Set task: Set out every line bearing the string "позднее".

Raw records

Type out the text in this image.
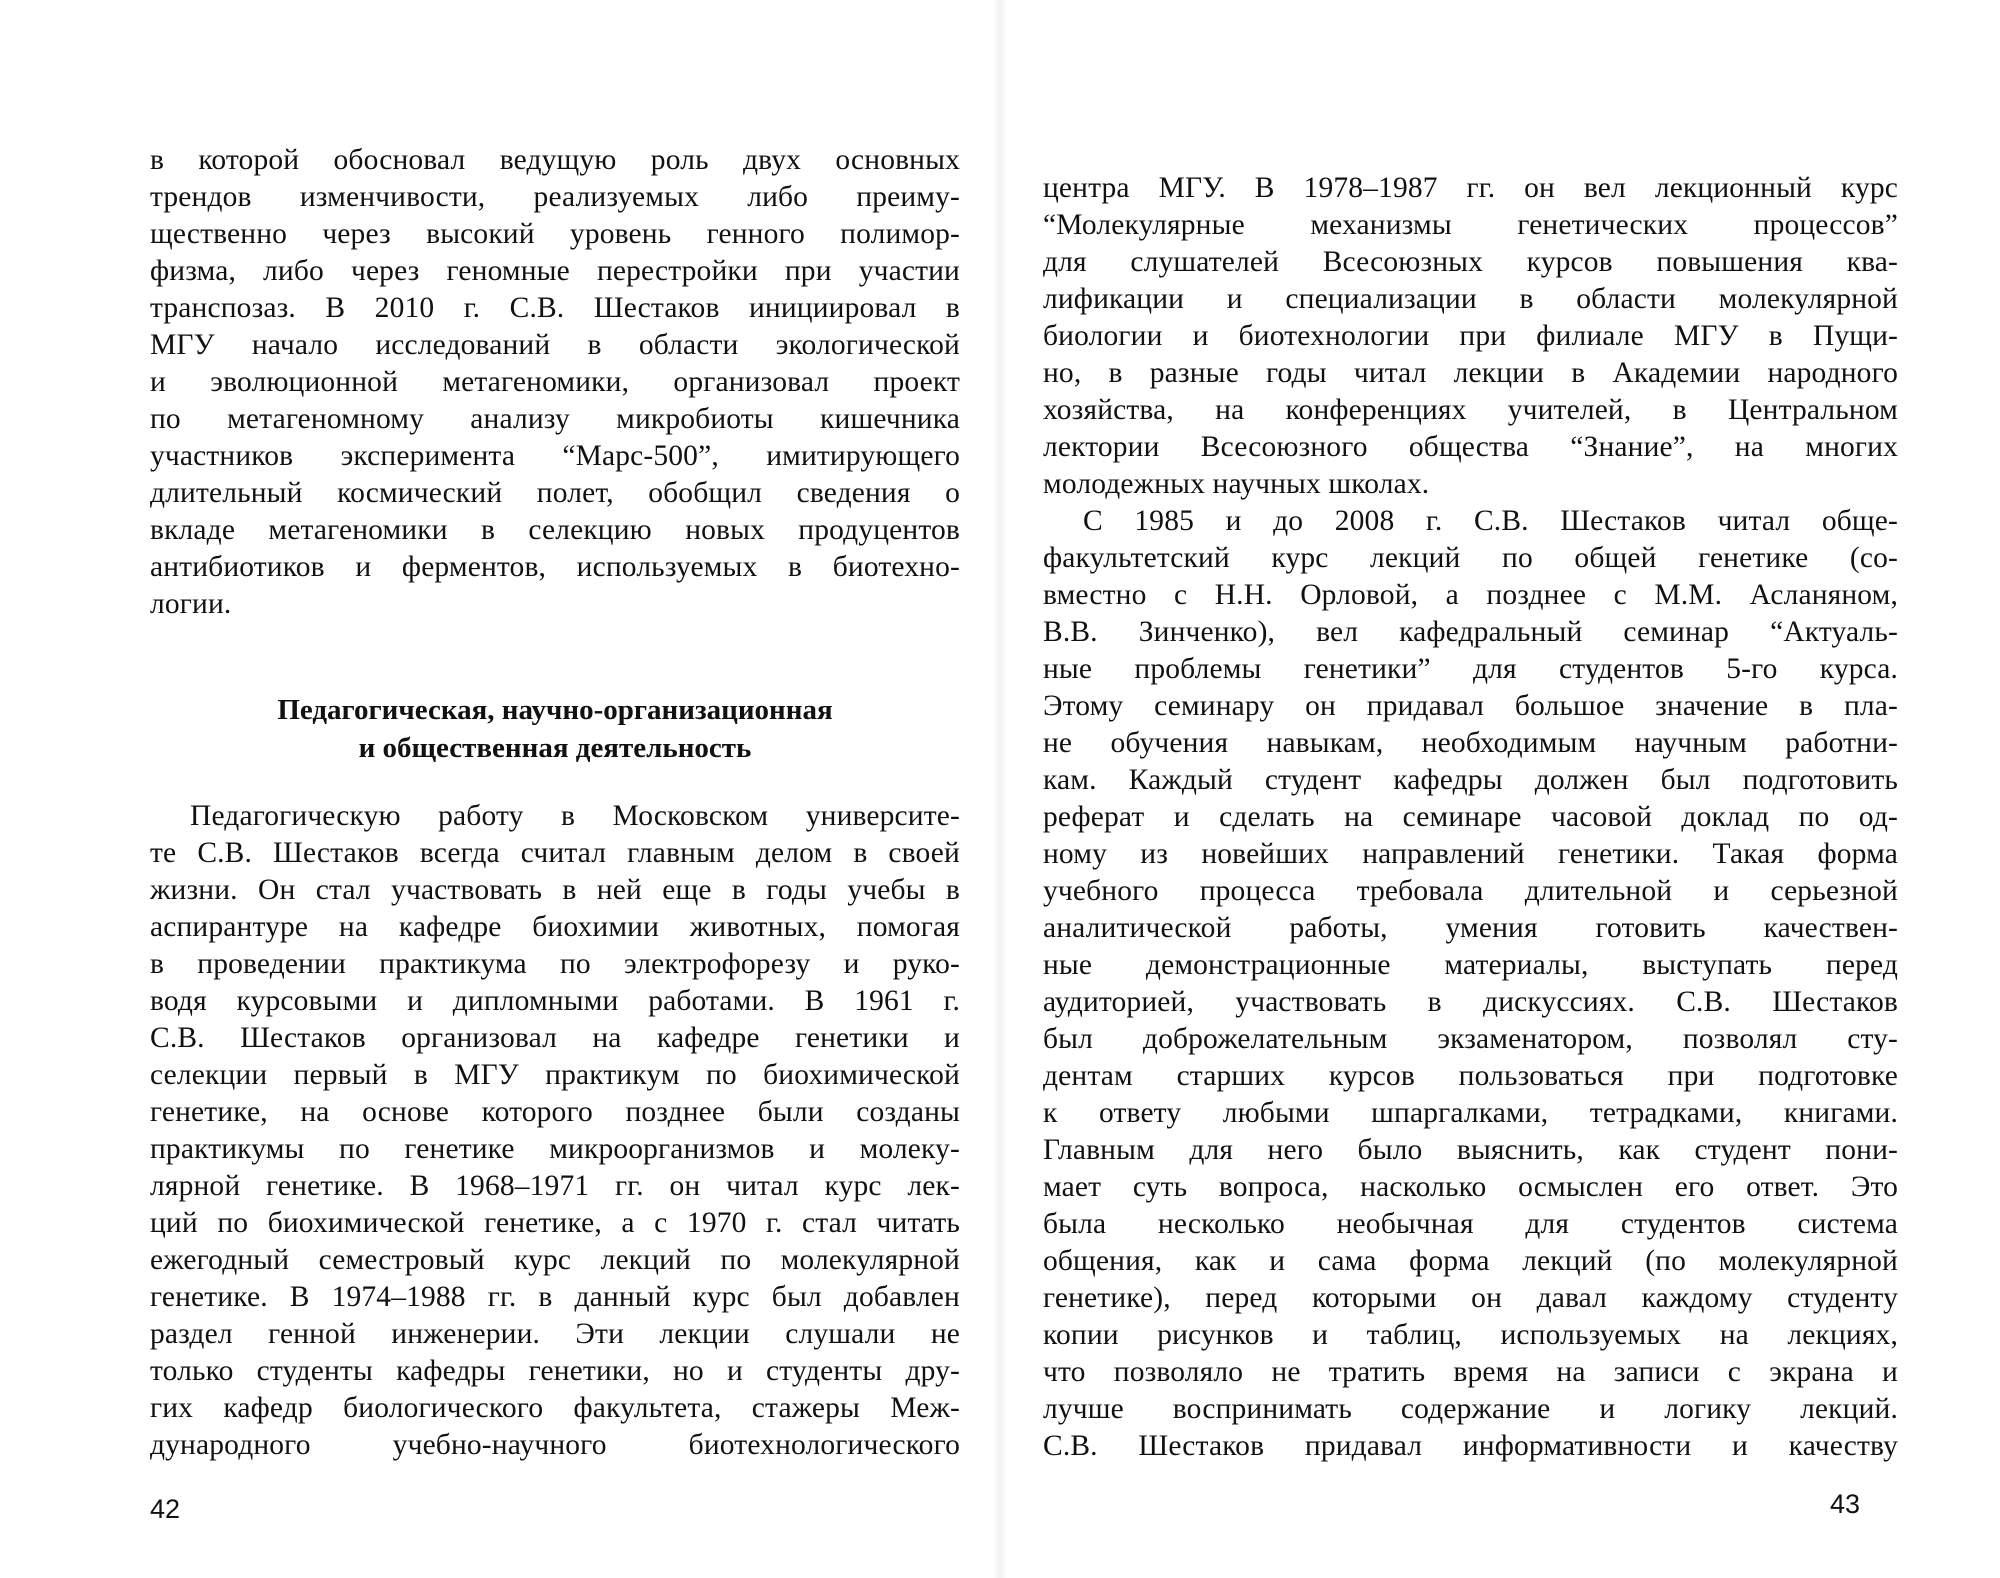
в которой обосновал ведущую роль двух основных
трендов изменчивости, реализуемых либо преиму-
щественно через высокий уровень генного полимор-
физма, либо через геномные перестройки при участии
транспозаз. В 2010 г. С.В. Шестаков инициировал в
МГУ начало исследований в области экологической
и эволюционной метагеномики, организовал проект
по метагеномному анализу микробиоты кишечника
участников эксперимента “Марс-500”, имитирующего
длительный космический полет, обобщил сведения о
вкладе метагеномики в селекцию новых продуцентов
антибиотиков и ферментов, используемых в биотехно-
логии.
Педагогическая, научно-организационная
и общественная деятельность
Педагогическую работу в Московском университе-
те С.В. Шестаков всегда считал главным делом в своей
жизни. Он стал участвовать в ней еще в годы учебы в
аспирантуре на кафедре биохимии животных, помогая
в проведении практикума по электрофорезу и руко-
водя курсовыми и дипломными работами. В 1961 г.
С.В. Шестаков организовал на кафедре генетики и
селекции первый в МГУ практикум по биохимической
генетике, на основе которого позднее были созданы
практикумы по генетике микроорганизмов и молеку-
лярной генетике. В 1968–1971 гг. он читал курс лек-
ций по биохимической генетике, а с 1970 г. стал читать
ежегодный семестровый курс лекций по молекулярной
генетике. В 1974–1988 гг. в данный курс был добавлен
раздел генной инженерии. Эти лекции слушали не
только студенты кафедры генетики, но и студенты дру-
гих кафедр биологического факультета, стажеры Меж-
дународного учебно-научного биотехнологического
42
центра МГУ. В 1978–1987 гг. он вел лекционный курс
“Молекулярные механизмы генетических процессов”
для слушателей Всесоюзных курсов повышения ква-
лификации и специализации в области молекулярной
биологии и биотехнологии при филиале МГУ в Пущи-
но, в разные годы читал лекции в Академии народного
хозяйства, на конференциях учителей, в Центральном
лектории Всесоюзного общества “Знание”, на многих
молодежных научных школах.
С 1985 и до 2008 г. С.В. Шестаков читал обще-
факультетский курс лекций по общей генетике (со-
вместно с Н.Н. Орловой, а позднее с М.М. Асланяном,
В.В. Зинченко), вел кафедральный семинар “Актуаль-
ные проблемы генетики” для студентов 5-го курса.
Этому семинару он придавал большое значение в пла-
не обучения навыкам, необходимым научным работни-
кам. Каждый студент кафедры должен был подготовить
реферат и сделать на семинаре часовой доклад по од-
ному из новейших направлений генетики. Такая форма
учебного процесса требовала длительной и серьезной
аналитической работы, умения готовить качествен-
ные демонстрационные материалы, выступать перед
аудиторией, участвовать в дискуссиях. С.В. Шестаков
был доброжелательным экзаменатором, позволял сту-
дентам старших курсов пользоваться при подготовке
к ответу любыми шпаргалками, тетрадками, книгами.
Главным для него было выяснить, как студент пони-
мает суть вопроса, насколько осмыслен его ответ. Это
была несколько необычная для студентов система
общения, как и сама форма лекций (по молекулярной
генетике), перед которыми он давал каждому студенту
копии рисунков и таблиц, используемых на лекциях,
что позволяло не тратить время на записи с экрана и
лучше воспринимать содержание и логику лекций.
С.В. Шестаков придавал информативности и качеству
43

---

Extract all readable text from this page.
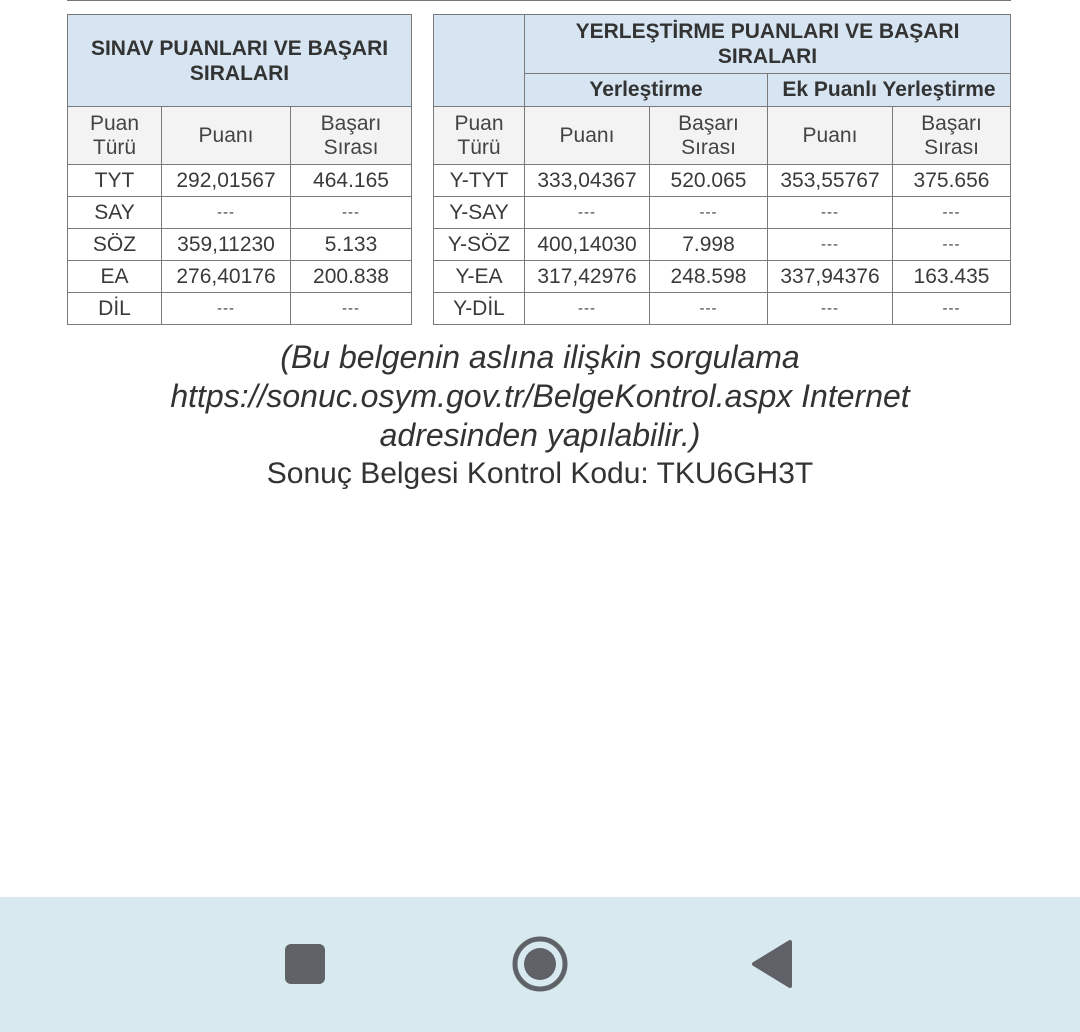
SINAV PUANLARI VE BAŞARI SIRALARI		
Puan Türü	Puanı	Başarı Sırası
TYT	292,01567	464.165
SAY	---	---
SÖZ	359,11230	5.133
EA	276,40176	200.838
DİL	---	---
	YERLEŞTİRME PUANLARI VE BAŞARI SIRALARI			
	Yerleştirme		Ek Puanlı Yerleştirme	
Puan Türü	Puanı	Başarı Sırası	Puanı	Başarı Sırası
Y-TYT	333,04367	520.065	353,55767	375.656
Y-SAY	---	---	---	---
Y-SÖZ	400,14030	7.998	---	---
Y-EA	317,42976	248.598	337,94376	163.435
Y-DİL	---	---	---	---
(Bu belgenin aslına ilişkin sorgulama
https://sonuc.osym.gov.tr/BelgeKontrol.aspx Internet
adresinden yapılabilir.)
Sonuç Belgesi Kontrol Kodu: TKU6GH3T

--

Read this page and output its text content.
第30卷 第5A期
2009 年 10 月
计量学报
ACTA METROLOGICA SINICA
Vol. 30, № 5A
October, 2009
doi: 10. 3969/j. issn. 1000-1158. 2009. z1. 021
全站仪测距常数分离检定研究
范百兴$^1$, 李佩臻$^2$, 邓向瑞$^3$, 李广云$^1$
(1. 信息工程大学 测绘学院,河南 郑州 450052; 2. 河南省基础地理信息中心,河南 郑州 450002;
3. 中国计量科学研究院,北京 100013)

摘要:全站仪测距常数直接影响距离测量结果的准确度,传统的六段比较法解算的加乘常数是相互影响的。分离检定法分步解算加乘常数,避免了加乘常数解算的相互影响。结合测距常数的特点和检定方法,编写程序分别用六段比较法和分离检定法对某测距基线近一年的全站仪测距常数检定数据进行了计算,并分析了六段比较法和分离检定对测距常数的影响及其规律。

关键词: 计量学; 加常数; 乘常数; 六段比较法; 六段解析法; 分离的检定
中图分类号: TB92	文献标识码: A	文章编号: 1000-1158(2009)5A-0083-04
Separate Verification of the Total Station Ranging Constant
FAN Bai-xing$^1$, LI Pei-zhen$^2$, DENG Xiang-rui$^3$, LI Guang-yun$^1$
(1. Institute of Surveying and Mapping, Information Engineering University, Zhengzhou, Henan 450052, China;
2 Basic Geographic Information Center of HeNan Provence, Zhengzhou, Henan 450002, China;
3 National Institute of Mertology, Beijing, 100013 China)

Task response:
генетике, на основе которого позднее были созданы
вместно с Н.Н. Орловой, а позднее с М.М. Асланяном,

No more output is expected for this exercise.